Instruction: Scan the material for the word "offenbarte", and copy each line where it shows up.

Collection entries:
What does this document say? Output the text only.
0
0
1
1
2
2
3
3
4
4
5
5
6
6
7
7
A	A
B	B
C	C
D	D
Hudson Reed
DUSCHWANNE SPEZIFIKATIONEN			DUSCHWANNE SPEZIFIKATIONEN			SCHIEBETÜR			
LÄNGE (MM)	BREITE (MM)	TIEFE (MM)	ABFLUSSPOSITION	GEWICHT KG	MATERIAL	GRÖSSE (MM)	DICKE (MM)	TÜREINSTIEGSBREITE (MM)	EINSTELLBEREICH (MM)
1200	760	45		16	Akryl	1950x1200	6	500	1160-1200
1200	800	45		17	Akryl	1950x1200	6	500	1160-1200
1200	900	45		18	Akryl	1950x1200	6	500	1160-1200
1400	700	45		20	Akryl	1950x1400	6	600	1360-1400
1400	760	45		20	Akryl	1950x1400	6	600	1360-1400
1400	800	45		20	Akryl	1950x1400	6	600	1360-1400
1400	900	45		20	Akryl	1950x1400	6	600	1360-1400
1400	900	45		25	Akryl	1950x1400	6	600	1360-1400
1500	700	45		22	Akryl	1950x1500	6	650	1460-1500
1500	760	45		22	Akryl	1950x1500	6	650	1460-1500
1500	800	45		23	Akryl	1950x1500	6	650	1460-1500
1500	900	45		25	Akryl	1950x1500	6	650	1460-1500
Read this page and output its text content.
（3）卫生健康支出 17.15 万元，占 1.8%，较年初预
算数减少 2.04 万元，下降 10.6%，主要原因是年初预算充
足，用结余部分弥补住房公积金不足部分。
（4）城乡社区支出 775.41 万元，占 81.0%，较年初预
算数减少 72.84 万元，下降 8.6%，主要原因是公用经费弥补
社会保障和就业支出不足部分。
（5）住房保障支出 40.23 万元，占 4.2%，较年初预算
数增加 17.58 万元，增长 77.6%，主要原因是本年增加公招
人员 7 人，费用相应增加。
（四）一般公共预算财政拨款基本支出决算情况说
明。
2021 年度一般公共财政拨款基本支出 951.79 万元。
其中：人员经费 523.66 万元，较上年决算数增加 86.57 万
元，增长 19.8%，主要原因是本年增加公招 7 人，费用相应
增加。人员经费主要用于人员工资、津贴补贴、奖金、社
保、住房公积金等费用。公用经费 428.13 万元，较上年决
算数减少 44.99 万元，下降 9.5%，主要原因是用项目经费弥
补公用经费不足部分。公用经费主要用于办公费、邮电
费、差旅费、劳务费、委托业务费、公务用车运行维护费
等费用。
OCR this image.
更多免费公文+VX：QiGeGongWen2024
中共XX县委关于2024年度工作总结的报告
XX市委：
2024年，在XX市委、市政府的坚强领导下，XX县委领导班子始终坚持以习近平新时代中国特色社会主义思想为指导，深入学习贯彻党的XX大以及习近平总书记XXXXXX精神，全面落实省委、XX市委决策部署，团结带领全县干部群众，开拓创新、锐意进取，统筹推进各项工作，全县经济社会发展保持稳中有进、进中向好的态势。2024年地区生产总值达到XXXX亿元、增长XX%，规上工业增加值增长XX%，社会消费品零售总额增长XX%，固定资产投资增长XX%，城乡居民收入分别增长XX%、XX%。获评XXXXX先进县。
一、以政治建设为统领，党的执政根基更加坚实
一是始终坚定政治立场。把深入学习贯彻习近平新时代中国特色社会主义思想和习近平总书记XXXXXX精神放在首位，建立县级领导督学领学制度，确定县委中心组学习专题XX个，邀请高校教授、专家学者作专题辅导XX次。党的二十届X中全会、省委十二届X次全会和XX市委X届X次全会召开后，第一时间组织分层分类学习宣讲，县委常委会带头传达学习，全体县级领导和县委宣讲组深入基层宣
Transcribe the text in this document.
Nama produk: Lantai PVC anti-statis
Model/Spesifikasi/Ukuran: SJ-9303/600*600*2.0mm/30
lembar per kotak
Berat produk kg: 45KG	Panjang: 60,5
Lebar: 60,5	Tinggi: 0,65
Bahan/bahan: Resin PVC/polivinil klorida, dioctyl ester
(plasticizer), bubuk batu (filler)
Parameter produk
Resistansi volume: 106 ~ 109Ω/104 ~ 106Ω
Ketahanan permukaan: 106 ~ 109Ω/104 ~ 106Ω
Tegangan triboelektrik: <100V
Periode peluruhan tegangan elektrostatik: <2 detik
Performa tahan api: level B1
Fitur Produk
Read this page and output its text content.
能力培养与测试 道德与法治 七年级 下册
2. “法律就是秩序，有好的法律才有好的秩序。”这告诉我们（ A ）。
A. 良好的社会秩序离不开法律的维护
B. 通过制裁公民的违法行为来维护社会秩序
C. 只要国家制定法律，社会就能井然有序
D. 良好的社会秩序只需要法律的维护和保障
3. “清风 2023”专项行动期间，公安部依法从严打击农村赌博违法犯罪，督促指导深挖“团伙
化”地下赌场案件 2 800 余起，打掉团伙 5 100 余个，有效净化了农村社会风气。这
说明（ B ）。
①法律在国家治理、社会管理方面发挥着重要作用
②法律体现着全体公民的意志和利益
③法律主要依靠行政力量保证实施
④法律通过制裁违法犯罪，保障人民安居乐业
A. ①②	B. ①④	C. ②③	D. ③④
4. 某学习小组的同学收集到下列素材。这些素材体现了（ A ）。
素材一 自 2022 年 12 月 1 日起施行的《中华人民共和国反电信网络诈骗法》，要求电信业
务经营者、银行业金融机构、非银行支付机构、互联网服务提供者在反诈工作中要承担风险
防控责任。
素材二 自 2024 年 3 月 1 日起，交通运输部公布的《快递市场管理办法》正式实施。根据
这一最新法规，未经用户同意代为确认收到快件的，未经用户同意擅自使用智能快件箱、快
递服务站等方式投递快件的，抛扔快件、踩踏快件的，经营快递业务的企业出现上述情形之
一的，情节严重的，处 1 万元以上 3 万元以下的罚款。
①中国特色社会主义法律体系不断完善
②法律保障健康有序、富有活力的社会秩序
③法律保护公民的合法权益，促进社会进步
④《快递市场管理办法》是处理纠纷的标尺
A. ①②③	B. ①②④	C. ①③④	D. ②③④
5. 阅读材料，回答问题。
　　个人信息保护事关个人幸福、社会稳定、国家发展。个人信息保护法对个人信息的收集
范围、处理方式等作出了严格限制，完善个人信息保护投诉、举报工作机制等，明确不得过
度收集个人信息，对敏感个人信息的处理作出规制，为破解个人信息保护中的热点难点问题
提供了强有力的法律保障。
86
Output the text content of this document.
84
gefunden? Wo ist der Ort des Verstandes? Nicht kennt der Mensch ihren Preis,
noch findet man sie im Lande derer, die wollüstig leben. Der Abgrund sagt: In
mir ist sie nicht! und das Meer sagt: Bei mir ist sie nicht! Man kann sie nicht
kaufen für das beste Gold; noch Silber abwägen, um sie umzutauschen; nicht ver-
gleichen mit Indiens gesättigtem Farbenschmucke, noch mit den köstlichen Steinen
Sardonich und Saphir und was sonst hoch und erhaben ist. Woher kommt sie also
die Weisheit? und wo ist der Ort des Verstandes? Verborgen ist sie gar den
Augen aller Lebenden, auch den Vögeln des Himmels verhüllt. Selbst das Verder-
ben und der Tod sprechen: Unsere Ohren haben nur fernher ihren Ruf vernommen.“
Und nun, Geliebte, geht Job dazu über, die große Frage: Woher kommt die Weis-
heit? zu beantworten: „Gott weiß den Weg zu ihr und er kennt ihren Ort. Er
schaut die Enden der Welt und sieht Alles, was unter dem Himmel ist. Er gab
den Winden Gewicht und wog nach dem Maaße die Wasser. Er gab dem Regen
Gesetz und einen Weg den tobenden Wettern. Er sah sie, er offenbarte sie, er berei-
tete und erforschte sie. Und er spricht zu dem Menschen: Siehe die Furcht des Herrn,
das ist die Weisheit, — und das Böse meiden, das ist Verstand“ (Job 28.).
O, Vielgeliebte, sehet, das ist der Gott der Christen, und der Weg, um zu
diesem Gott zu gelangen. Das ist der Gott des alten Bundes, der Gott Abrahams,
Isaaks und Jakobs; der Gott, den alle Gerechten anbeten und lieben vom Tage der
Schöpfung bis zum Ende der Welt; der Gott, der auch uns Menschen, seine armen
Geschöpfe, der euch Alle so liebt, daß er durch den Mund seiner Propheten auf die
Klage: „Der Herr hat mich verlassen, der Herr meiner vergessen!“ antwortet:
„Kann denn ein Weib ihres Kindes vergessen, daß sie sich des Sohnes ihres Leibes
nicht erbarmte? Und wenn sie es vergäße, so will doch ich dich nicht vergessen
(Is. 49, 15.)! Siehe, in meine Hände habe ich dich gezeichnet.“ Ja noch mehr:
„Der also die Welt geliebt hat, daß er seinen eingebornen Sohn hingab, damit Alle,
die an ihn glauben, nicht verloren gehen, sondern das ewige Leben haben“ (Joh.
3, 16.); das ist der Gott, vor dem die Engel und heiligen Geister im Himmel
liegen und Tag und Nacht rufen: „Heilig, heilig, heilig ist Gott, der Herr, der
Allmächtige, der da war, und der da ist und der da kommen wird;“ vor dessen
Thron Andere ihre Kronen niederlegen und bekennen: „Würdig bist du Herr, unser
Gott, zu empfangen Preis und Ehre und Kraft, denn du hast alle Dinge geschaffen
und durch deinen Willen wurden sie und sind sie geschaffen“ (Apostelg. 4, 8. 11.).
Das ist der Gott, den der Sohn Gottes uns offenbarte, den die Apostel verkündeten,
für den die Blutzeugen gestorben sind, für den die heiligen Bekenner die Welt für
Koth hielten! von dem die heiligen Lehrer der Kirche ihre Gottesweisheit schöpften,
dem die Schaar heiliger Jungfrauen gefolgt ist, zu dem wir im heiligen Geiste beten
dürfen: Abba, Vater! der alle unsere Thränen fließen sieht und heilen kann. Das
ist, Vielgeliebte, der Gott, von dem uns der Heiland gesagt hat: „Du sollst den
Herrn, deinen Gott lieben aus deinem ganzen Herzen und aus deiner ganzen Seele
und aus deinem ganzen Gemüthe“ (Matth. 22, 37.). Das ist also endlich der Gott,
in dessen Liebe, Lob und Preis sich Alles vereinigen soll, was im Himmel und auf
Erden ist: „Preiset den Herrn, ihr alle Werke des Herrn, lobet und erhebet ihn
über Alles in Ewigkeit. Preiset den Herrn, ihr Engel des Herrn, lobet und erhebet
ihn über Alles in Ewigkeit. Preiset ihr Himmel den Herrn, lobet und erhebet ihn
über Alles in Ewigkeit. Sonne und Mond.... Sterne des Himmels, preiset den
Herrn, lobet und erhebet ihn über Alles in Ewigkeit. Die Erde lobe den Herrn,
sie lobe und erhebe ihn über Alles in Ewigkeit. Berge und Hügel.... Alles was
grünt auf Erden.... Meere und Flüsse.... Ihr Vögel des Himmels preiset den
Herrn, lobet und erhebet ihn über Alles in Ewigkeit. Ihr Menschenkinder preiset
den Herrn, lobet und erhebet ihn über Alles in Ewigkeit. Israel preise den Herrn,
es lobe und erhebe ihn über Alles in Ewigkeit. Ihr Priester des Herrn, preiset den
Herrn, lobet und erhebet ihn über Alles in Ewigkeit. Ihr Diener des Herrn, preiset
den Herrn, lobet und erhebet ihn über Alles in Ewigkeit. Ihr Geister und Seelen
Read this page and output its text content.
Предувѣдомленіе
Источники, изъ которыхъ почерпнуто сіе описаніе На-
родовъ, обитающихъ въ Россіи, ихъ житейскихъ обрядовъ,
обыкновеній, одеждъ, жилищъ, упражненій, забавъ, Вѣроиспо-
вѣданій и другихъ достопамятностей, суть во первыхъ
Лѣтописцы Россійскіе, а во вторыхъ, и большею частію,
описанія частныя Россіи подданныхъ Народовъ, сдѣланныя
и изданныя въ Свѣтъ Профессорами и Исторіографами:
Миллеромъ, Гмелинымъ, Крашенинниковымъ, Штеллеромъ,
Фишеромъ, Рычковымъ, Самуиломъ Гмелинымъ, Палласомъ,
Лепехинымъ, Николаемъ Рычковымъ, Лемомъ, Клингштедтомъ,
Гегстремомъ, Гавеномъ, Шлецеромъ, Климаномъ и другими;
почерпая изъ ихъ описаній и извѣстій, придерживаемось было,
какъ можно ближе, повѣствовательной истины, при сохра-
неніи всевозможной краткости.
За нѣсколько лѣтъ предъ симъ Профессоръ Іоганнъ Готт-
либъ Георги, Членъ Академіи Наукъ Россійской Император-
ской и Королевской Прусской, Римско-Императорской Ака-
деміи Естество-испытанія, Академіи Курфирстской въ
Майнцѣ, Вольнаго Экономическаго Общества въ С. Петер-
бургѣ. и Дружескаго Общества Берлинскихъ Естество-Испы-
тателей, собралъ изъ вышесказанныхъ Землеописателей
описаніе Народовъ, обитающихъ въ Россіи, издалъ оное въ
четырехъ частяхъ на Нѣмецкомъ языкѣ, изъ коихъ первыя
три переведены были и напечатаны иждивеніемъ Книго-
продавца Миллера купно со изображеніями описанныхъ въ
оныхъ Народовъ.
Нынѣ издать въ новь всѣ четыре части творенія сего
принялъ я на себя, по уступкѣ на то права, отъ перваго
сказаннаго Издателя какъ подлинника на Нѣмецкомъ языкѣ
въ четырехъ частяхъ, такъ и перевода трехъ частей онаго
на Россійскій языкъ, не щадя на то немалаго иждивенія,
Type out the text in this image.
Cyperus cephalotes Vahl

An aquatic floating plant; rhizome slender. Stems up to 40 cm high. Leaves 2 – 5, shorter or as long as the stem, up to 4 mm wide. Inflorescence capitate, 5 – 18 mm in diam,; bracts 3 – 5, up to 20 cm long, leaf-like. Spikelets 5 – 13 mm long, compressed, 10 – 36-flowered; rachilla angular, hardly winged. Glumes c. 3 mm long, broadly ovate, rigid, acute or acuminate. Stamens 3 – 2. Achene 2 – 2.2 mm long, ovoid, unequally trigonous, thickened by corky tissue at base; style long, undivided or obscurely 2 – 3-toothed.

Final result:
Gesetz und einen Weg den tobenden Wettern. Er sah sie, er offenbarte sie, er berei-
Das ist der Gott, den der Sohn Gottes uns offenbarte, den die Apostel verkündeten,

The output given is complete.